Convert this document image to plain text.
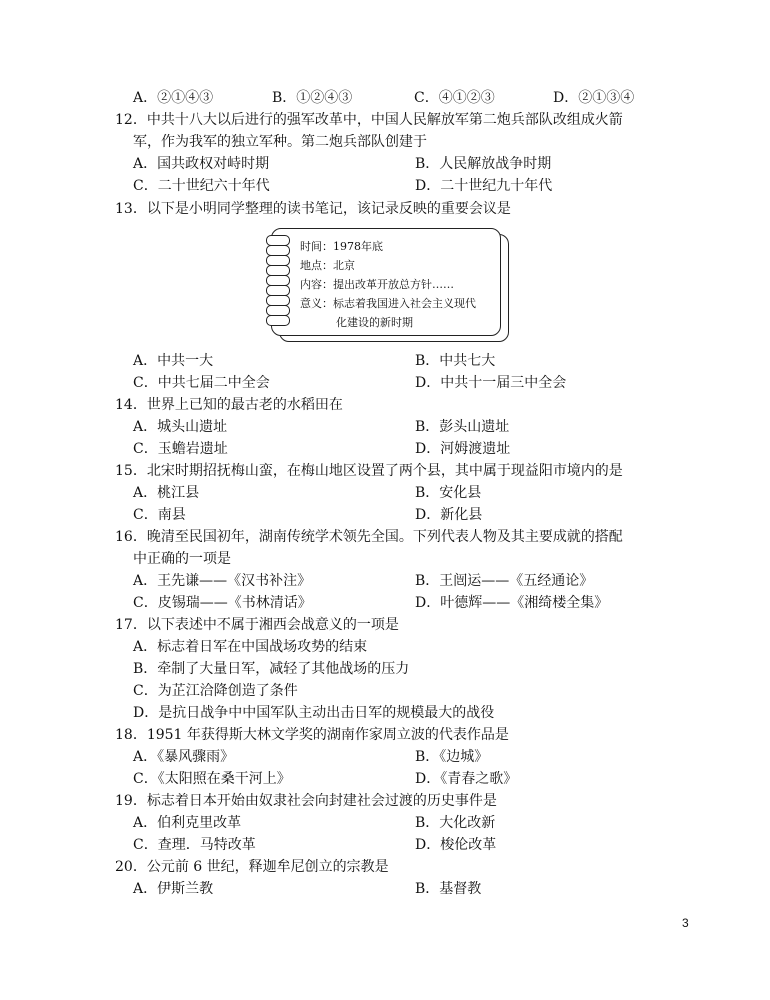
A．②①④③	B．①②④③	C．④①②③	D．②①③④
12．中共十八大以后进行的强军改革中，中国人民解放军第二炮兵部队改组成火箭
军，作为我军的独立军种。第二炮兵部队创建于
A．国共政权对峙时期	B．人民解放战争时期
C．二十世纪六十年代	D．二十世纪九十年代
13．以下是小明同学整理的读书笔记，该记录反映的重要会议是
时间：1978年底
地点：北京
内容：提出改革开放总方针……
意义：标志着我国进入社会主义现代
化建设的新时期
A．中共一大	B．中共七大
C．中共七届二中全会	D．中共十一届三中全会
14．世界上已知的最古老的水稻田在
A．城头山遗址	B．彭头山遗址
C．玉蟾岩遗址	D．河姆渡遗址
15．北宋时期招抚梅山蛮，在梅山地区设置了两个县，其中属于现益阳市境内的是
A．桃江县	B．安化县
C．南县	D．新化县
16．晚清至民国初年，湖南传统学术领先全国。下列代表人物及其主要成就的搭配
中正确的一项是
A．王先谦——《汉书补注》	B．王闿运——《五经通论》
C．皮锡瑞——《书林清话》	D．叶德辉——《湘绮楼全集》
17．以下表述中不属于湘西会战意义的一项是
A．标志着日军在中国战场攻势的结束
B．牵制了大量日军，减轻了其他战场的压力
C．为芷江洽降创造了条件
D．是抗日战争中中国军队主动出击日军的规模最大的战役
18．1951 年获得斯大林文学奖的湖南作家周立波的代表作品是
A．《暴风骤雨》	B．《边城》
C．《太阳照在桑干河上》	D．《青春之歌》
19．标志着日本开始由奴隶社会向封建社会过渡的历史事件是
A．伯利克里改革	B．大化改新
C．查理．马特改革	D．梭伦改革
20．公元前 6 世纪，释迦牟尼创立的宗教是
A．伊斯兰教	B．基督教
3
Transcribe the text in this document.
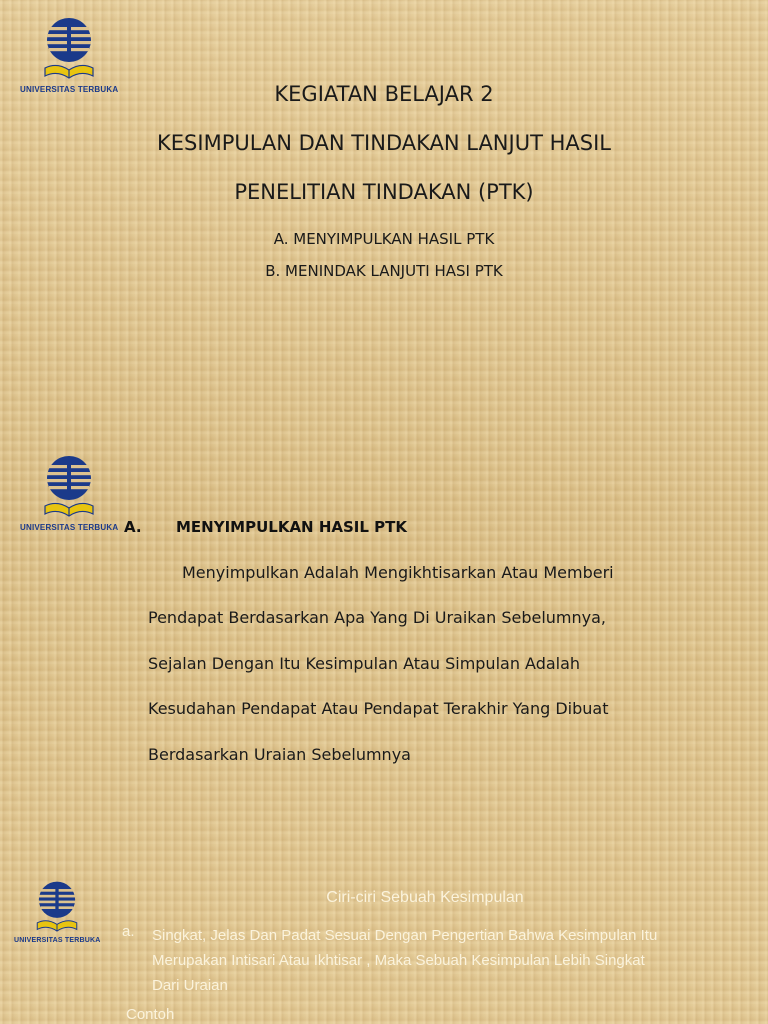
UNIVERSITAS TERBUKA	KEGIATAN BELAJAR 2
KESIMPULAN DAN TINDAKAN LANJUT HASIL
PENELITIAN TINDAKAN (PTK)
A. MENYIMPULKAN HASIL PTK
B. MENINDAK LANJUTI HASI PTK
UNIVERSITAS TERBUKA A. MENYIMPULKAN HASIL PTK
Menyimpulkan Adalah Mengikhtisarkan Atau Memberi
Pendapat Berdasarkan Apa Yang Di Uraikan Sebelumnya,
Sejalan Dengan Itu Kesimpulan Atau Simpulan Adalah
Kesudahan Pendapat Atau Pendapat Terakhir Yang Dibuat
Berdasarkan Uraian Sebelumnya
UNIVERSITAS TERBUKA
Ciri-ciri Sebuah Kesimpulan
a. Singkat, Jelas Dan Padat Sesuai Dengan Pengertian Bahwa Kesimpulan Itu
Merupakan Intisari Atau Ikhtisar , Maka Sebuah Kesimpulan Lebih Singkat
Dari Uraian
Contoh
+ + + +
▶ Do this: Pictures are not part of the copy; reproduce everything else in the records exactly.

▶ Written solution:
Convert this document image to plain text.
A．②①④③	B．①②④③	C．④①②③	D．②①③④
12．中共十八大以后进行的强军改革中，中国人民解放军第二炮兵部队改组成火箭
军，作为我军的独立军种。第二炮兵部队创建于
A．国共政权对峙时期	B．人民解放战争时期
C．二十世纪六十年代	D．二十世纪九十年代
13．以下是小明同学整理的读书笔记，该记录反映的重要会议是
时间：1978年底
地点：北京
内容：提出改革开放总方针……
意义：标志着我国进入社会主义现代
化建设的新时期
A．中共一大	B．中共七大
C．中共七届二中全会	D．中共十一届三中全会
14．世界上已知的最古老的水稻田在
A．城头山遗址	B．彭头山遗址
C．玉蟾岩遗址	D．河姆渡遗址
15．北宋时期招抚梅山蛮，在梅山地区设置了两个县，其中属于现益阳市境内的是
A．桃江县	B．安化县
C．南县	D．新化县
16．晚清至民国初年，湖南传统学术领先全国。下列代表人物及其主要成就的搭配
中正确的一项是
A．王先谦——《汉书补注》	B．王闿运——《五经通论》
C．皮锡瑞——《书林清话》	D．叶德辉——《湘绮楼全集》
17．以下表述中不属于湘西会战意义的一项是
A．标志着日军在中国战场攻势的结束
B．牵制了大量日军，减轻了其他战场的压力
C．为芷江洽降创造了条件
D．是抗日战争中中国军队主动出击日军的规模最大的战役
18．1951 年获得斯大林文学奖的湖南作家周立波的代表作品是
A．《暴风骤雨》	B．《边城》
C．《太阳照在桑干河上》	D．《青春之歌》
19．标志着日本开始由奴隶社会向封建社会过渡的历史事件是
A．伯利克里改革	B．大化改新
C．查理．马特改革	D．梭伦改革
20．公元前 6 世纪，释迦牟尼创立的宗教是
A．伊斯兰教	B．基督教
3
Transcribe the text in this document.
UNIVERSITAS TERBUKA	KEGIATAN BELAJAR 2
KESIMPULAN DAN TINDAKAN LANJUT HASIL
PENELITIAN TINDAKAN (PTK)
A. MENYIMPULKAN HASIL PTK
B. MENINDAK LANJUTI HASI PTK
UNIVERSITAS TERBUKA A. MENYIMPULKAN HASIL PTK
Menyimpulkan Adalah Mengikhtisarkan Atau Memberi
Pendapat Berdasarkan Apa Yang Di Uraikan Sebelumnya,
Sejalan Dengan Itu Kesimpulan Atau Simpulan Adalah
Kesudahan Pendapat Atau Pendapat Terakhir Yang Dibuat
Berdasarkan Uraian Sebelumnya
UNIVERSITAS TERBUKA
Ciri-ciri Sebuah Kesimpulan
a. Singkat, Jelas Dan Padat Sesuai Dengan Pengertian Bahwa Kesimpulan Itu
Merupakan Intisari Atau Ikhtisar , Maka Sebuah Kesimpulan Lebih Singkat
Dari Uraian
Contoh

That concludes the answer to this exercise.